- [EXERCISE DESCRIPTION]: Decide whether each statement below agrees with the forum thread about the Morel W6, answering yes or no and quoting the deciding words from the thread. (a) The driver's cone has a rubber surround. (b) The poster legend94 has the driver crossed over at 80 Hz with a 12 dB slope. (c) The company behind this driver changed its name to Renaissance Audio.

- [TEXT]:
------------------------------------
# Morel W6



## legend94 (Mar 15, 2006)

Want a sound quality mid? This is it, and it is one of the most natual sounding mid that you can buy. It has a 3" voice coil with hexagonal shaped aluminum wire, and an aluminum former. The cone is a damped polymer with a rubber surround. One thing I really like is the shallow mounting depth, which is around 2.5". These have excellent sound quality, but dont expect them to play ultra low. I have mine crossed over at 80hz at an 18db slope, and my sub takes care of low range. They are rated at 200 watts rms, but I would not try that! I would say that a true 50-100 rms is all you really need, but headroom is always a plus.

Frequency Response 45 - 5,000 Hz
Resonant Frequency (FS) 48 Hz
Sensitivity 1 watt/m 90 dB
DC Resistance (RE) 4 Ohms
Mechanical Q Factor (QMS) 2.6
Total Q Factor (Q/T) 0.64
Equivalent Cas Air Load (VAS) 10.8 liters
Net Weight x 1.2 Kg (2.7 lbs)

http://renaudio.com/CarAudioPics/big - wr-6 front.jpg 
http://renaudio.com/CarAudioPics/big - wr-6 side.jpg


----------



## chad (Jun 30, 2005)

I have found that Morel cone drivers can take their rated power no problem. The big VC lends itself nicely to heat dissapation.

Chad


----------



## FocusInCali (Jul 3, 2005)

For anyone interested in this driver, they are no longer called Morel USA.
They switched their name to Renaissance Audio:
http://www.renaudio.com/carstereo/WR-6.htm


----------



## legend94 (Mar 15, 2006)
------------------------------------
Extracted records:
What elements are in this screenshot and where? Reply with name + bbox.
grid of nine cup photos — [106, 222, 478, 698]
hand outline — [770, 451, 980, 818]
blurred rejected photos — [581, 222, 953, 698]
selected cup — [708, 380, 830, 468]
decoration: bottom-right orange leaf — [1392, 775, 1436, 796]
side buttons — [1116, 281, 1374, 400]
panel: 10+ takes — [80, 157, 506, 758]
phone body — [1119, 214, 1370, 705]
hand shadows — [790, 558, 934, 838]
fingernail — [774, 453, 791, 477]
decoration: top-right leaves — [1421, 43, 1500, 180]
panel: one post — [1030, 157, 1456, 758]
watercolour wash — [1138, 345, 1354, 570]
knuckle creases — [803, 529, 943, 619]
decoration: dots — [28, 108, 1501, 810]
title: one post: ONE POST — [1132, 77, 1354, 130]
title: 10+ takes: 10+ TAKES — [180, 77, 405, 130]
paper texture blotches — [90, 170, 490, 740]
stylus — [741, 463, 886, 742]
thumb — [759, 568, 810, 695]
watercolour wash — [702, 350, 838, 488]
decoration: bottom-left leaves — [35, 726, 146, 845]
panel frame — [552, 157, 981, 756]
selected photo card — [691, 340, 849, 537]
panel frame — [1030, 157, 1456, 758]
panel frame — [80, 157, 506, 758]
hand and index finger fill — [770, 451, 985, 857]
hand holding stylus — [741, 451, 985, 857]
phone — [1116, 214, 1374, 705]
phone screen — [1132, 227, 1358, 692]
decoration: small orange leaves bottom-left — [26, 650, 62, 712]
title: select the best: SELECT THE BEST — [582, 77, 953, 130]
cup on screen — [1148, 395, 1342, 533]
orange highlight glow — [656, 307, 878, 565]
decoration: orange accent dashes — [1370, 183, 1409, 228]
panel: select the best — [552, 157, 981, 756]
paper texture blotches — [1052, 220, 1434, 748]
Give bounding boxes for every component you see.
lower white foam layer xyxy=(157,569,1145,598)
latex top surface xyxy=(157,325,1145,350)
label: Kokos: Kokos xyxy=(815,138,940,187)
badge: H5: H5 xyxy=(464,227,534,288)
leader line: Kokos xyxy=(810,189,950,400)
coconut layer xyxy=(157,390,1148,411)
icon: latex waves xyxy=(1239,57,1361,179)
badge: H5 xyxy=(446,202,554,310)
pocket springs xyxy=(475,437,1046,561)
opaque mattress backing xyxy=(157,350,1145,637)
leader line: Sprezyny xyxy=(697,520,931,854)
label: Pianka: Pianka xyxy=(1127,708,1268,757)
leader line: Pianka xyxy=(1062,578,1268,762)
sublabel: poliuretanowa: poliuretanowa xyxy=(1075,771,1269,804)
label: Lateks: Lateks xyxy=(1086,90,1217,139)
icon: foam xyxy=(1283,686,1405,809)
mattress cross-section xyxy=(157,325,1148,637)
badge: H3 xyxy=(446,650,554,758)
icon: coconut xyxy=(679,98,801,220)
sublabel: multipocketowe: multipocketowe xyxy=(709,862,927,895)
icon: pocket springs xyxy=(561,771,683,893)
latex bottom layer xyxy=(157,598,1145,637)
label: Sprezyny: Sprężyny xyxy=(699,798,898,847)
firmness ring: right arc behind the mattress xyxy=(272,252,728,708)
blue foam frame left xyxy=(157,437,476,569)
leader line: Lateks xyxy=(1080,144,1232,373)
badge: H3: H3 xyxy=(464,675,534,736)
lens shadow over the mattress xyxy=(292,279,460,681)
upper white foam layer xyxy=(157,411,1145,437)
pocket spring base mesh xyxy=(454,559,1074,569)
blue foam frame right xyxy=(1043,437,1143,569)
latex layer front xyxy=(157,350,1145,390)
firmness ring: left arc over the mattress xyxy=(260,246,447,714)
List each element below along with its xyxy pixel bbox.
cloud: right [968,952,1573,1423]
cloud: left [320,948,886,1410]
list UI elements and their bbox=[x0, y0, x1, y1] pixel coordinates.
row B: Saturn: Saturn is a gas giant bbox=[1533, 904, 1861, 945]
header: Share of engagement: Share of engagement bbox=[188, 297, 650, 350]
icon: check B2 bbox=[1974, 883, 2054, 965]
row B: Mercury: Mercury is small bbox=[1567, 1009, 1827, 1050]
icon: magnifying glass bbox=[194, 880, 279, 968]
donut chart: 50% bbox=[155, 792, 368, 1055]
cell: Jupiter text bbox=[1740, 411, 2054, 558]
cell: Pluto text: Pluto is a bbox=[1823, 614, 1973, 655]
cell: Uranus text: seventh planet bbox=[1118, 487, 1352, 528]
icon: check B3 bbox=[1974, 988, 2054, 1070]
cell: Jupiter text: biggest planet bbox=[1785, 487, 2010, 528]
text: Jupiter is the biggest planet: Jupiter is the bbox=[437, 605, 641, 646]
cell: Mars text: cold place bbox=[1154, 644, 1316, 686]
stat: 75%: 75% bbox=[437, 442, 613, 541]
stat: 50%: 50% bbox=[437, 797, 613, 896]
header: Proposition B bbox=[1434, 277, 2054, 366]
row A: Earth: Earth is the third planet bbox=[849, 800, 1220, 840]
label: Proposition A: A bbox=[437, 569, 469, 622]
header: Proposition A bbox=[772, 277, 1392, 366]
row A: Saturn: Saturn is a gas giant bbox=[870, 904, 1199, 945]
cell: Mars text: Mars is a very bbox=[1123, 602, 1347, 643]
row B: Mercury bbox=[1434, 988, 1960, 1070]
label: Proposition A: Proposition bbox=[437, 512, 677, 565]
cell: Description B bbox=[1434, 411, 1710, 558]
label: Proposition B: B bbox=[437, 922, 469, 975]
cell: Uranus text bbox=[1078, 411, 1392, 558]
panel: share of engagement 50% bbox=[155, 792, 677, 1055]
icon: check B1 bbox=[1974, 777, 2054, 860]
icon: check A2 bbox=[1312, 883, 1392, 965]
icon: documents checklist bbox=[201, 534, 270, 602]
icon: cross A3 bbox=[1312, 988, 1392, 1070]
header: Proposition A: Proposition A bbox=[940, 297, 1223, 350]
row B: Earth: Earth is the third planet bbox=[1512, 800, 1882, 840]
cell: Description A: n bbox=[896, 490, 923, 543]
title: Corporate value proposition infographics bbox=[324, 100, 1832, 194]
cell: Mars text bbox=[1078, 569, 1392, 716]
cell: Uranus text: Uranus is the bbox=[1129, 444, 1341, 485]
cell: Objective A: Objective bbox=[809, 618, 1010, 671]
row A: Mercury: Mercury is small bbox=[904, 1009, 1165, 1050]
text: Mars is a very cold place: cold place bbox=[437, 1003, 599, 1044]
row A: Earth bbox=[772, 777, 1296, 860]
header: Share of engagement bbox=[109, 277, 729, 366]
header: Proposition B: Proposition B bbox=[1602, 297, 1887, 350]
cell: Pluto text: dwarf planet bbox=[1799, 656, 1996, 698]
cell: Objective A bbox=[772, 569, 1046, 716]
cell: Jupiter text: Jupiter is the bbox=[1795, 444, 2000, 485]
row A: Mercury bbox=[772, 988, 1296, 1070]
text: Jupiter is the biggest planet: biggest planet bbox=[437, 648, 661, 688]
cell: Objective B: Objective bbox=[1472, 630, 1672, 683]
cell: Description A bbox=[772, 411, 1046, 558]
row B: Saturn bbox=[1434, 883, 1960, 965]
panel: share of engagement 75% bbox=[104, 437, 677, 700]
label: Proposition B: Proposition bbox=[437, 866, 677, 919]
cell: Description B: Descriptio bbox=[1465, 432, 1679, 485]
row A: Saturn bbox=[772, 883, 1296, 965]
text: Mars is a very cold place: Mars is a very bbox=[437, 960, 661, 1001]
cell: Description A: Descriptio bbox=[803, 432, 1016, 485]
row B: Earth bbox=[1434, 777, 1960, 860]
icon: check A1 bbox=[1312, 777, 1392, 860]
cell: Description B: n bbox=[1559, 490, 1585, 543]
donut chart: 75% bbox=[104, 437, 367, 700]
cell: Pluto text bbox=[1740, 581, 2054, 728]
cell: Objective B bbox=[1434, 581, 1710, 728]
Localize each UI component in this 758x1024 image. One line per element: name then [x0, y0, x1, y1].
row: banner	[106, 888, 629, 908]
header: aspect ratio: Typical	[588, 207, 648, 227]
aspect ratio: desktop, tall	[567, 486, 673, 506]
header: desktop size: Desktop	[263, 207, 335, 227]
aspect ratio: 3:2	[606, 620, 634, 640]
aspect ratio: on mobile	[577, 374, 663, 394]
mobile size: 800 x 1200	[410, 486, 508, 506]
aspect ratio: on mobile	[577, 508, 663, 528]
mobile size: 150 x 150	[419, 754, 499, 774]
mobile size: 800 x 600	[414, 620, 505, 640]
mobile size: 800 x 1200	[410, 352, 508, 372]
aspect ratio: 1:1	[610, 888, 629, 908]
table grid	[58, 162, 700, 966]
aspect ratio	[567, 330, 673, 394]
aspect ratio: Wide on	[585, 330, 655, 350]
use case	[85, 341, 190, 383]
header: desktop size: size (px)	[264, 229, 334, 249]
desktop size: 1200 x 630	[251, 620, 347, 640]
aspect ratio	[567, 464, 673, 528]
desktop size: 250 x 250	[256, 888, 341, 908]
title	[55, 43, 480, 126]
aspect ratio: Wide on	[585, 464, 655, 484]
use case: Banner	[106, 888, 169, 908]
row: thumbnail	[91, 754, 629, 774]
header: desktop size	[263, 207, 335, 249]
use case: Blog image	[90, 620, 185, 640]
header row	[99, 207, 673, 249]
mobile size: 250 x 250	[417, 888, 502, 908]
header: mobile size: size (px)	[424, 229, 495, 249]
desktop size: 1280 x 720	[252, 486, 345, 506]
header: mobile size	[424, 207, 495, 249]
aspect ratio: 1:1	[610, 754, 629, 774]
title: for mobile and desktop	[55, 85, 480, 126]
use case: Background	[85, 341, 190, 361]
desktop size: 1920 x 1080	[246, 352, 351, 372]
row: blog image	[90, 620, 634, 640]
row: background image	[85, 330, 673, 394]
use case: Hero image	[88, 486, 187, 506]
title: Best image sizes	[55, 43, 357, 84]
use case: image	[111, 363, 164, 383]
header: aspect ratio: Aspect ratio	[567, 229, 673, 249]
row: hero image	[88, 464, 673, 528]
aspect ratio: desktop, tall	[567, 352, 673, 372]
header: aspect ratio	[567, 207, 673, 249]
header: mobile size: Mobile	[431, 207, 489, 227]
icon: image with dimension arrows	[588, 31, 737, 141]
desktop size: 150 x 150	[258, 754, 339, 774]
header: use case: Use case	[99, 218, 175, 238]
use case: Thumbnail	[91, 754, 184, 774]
------------------------------------
- [WRITTEN ANSWER]:
(a) Yes: "The cone is a damped polymer with a rubber surround."
(b) No: "I have mine crossed over at 80hz at an 18db slope"
(c) Yes: "They switched their name to Renaissance Audio"